* _TASK TO CARRY OUT_
Copy all the material below, exactly as it stands.

* _DATA SHOWN_
+ + + + +
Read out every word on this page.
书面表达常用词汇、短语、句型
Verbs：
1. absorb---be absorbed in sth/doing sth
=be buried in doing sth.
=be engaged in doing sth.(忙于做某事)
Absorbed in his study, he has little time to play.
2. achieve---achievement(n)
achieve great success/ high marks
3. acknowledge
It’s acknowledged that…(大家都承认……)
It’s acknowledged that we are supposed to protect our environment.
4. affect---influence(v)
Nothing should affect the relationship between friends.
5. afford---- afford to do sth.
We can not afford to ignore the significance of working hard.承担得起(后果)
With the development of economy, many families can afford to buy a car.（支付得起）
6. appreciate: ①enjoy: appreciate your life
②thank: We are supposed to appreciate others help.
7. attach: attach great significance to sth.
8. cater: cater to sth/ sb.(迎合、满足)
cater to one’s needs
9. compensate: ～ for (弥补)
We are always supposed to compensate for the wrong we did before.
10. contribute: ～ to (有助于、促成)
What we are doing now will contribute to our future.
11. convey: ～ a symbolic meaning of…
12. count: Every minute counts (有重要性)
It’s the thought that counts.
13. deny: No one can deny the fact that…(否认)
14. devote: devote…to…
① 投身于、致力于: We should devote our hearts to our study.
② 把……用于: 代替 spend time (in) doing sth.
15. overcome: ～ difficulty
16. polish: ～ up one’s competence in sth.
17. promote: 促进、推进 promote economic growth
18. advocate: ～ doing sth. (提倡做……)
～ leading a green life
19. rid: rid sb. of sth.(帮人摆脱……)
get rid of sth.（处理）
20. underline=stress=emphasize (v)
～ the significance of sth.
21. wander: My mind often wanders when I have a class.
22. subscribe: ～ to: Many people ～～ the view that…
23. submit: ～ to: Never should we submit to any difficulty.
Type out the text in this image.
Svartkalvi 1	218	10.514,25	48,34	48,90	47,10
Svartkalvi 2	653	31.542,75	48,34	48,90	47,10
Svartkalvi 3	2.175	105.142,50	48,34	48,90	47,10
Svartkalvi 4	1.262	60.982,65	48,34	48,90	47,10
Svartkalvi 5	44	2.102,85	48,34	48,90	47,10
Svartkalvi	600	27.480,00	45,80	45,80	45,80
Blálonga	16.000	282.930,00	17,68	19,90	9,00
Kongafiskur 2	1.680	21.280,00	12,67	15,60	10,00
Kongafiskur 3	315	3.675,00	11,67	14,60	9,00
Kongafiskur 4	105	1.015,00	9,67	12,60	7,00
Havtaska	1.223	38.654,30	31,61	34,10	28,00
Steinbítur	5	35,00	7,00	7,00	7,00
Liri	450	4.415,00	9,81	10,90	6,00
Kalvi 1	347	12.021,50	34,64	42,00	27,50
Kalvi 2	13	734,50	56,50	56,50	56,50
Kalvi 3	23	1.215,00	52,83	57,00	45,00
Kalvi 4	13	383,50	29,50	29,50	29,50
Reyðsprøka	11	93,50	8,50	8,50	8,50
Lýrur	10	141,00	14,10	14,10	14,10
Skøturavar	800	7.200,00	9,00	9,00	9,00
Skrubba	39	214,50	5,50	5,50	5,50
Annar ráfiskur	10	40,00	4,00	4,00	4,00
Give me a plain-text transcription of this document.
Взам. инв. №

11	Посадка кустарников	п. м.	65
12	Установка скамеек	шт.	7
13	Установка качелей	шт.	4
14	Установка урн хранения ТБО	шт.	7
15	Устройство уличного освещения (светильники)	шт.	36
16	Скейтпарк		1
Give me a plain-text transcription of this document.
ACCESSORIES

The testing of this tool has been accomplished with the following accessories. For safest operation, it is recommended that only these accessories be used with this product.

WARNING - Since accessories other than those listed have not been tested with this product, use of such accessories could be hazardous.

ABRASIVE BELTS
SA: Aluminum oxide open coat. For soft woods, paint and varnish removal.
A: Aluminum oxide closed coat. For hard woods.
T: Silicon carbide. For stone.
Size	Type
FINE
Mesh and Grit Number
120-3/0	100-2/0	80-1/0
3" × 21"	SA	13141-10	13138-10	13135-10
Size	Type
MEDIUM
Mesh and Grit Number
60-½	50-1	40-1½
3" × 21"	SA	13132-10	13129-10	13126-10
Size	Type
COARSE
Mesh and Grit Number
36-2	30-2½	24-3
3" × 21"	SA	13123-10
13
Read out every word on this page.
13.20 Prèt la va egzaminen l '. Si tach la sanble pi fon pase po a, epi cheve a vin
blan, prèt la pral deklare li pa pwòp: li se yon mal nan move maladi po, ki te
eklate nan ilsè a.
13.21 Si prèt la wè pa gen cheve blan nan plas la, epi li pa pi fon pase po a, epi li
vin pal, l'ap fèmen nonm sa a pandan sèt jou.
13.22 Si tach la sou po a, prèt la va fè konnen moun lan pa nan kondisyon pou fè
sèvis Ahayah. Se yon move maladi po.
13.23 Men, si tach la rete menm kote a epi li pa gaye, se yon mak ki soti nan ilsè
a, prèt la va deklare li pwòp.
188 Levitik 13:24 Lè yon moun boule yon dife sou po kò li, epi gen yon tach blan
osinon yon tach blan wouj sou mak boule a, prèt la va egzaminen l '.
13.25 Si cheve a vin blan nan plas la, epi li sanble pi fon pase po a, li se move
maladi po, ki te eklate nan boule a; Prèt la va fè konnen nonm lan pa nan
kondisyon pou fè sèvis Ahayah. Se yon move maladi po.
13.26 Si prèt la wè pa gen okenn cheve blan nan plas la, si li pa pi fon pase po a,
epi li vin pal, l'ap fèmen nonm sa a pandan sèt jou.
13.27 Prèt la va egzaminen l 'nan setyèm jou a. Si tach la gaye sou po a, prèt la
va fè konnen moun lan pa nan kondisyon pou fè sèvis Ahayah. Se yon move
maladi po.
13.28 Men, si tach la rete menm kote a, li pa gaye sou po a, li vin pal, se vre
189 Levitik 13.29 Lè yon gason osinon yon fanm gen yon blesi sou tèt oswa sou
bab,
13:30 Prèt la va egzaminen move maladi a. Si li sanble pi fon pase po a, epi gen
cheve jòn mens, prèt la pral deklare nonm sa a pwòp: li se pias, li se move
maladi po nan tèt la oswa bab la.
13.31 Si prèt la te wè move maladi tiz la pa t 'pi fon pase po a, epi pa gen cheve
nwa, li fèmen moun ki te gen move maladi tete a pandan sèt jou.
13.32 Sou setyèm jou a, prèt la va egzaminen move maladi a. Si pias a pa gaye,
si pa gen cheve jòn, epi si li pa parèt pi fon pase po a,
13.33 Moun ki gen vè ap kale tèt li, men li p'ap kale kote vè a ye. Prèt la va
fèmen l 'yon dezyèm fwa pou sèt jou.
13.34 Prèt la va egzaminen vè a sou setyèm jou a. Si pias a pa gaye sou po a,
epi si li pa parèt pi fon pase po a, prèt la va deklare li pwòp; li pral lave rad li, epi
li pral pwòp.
+ + + + +
* _EXERCISE SOLUTION_
Read out every word on this page.
书面表达常用词汇、短语、句型
Verbs：
1. absorb---be absorbed in sth/doing sth
=be buried in doing sth.
=be engaged in doing sth.(忙于做某事)
Absorbed in his study, he has little time to play.
2. achieve---achievement(n)
achieve great success/ high marks
3. acknowledge
It’s acknowledged that…(大家都承认……)
It’s acknowledged that we are supposed to protect our environment.
4. affect---influence(v)
Nothing should affect the relationship between friends.
5. afford---- afford to do sth.
We can not afford to ignore the significance of working hard.承担得起(后果)
With the development of economy, many families can afford to buy a car.（支付得起）
6. appreciate: ①enjoy: appreciate your life
②thank: We are supposed to appreciate others help.
7. attach: attach great significance to sth.
8. cater: cater to sth/ sb.(迎合、满足)
cater to one’s needs
9. compensate: ～ for (弥补)
We are always supposed to compensate for the wrong we did before.
10. contribute: ～ to (有助于、促成)
What we are doing now will contribute to our future.
11. convey: ～ a symbolic meaning of…
12. count: Every minute counts (有重要性)
It’s the thought that counts.
13. deny: No one can deny the fact that…(否认)
14. devote: devote…to…
① 投身于、致力于: We should devote our hearts to our study.
② 把……用于: 代替 spend time (in) doing sth.
15. overcome: ～ difficulty
16. polish: ～ up one’s competence in sth.
17. promote: 促进、推进 promote economic growth
18. advocate: ～ doing sth. (提倡做……)
～ leading a green life
19. rid: rid sb. of sth.(帮人摆脱……)
get rid of sth.（处理）
20. underline=stress=emphasize (v)
～ the significance of sth.
21. wander: My mind often wanders when I have a class.
22. subscribe: ～ to: Many people ～～ the view that…
23. submit: ～ to: Never should we submit to any difficulty.
Type out the text in this image.
Svartkalvi 1	218	10.514,25	48,34	48,90	47,10
Svartkalvi 2	653	31.542,75	48,34	48,90	47,10
Svartkalvi 3	2.175	105.142,50	48,34	48,90	47,10
Svartkalvi 4	1.262	60.982,65	48,34	48,90	47,10
Svartkalvi 5	44	2.102,85	48,34	48,90	47,10
Svartkalvi	600	27.480,00	45,80	45,80	45,80
Blálonga	16.000	282.930,00	17,68	19,90	9,00
Kongafiskur 2	1.680	21.280,00	12,67	15,60	10,00
Kongafiskur 3	315	3.675,00	11,67	14,60	9,00
Kongafiskur 4	105	1.015,00	9,67	12,60	7,00
Havtaska	1.223	38.654,30	31,61	34,10	28,00
Steinbítur	5	35,00	7,00	7,00	7,00
Liri	450	4.415,00	9,81	10,90	6,00
Kalvi 1	347	12.021,50	34,64	42,00	27,50
Kalvi 2	13	734,50	56,50	56,50	56,50
Kalvi 3	23	1.215,00	52,83	57,00	45,00
Kalvi 4	13	383,50	29,50	29,50	29,50
Reyðsprøka	11	93,50	8,50	8,50	8,50
Lýrur	10	141,00	14,10	14,10	14,10
Skøturavar	800	7.200,00	9,00	9,00	9,00
Skrubba	39	214,50	5,50	5,50	5,50
Annar ráfiskur	10	40,00	4,00	4,00	4,00
Give me a plain-text transcription of this document.
Взам. инв. №

11	Посадка кустарников	п. м.	65
12	Установка скамеек	шт.	7
13	Установка качелей	шт.	4
14	Установка урн хранения ТБО	шт.	7
15	Устройство уличного освещения (светильники)	шт.	36
16	Скейтпарк		1
Give me a plain-text transcription of this document.
ACCESSORIES

The testing of this tool has been accomplished with the following accessories. For safest operation, it is recommended that only these accessories be used with this product.

WARNING - Since accessories other than those listed have not been tested with this product, use of such accessories could be hazardous.

ABRASIVE BELTS
SA: Aluminum oxide open coat. For soft woods, paint and varnish removal.
A: Aluminum oxide closed coat. For hard woods.
T: Silicon carbide. For stone.
Size	Type
FINE
Mesh and Grit Number
120-3/0	100-2/0	80-1/0
3" × 21"	SA	13141-10	13138-10	13135-10
Size	Type
MEDIUM
Mesh and Grit Number
60-½	50-1	40-1½
3" × 21"	SA	13132-10	13129-10	13126-10
Size	Type
COARSE
Mesh and Grit Number
36-2	30-2½	24-3
3" × 21"	SA	13123-10
13
Read out every word on this page.
13.20 Prèt la va egzaminen l '. Si tach la sanble pi fon pase po a, epi cheve a vin
blan, prèt la pral deklare li pa pwòp: li se yon mal nan move maladi po, ki te
eklate nan ilsè a.
13.21 Si prèt la wè pa gen cheve blan nan plas la, epi li pa pi fon pase po a, epi li
vin pal, l'ap fèmen nonm sa a pandan sèt jou.
13.22 Si tach la sou po a, prèt la va fè konnen moun lan pa nan kondisyon pou fè
sèvis Ahayah. Se yon move maladi po.
13.23 Men, si tach la rete menm kote a epi li pa gaye, se yon mak ki soti nan ilsè
a, prèt la va deklare li pwòp.
188 Levitik 13:24 Lè yon moun boule yon dife sou po kò li, epi gen yon tach blan
osinon yon tach blan wouj sou mak boule a, prèt la va egzaminen l '.
13.25 Si cheve a vin blan nan plas la, epi li sanble pi fon pase po a, li se move
maladi po, ki te eklate nan boule a; Prèt la va fè konnen nonm lan pa nan
kondisyon pou fè sèvis Ahayah. Se yon move maladi po.
13.26 Si prèt la wè pa gen okenn cheve blan nan plas la, si li pa pi fon pase po a,
epi li vin pal, l'ap fèmen nonm sa a pandan sèt jou.
13.27 Prèt la va egzaminen l 'nan setyèm jou a. Si tach la gaye sou po a, prèt la
va fè konnen moun lan pa nan kondisyon pou fè sèvis Ahayah. Se yon move
maladi po.
13.28 Men, si tach la rete menm kote a, li pa gaye sou po a, li vin pal, se vre
189 Levitik 13.29 Lè yon gason osinon yon fanm gen yon blesi sou tèt oswa sou
bab,
13:30 Prèt la va egzaminen move maladi a. Si li sanble pi fon pase po a, epi gen
cheve jòn mens, prèt la pral deklare nonm sa a pwòp: li se pias, li se move
maladi po nan tèt la oswa bab la.
13.31 Si prèt la te wè move maladi tiz la pa t 'pi fon pase po a, epi pa gen cheve
nwa, li fèmen moun ki te gen move maladi tete a pandan sèt jou.
13.32 Sou setyèm jou a, prèt la va egzaminen move maladi a. Si pias a pa gaye,
si pa gen cheve jòn, epi si li pa parèt pi fon pase po a,
13.33 Moun ki gen vè ap kale tèt li, men li p'ap kale kote vè a ye. Prèt la va
fèmen l 'yon dezyèm fwa pou sèt jou.
13.34 Prèt la va egzaminen vè a sou setyèm jou a. Si pias a pa gaye sou po a,
epi si li pa parèt pi fon pase po a, prèt la va deklare li pwòp; li pral lave rad li, epi
li pral pwòp.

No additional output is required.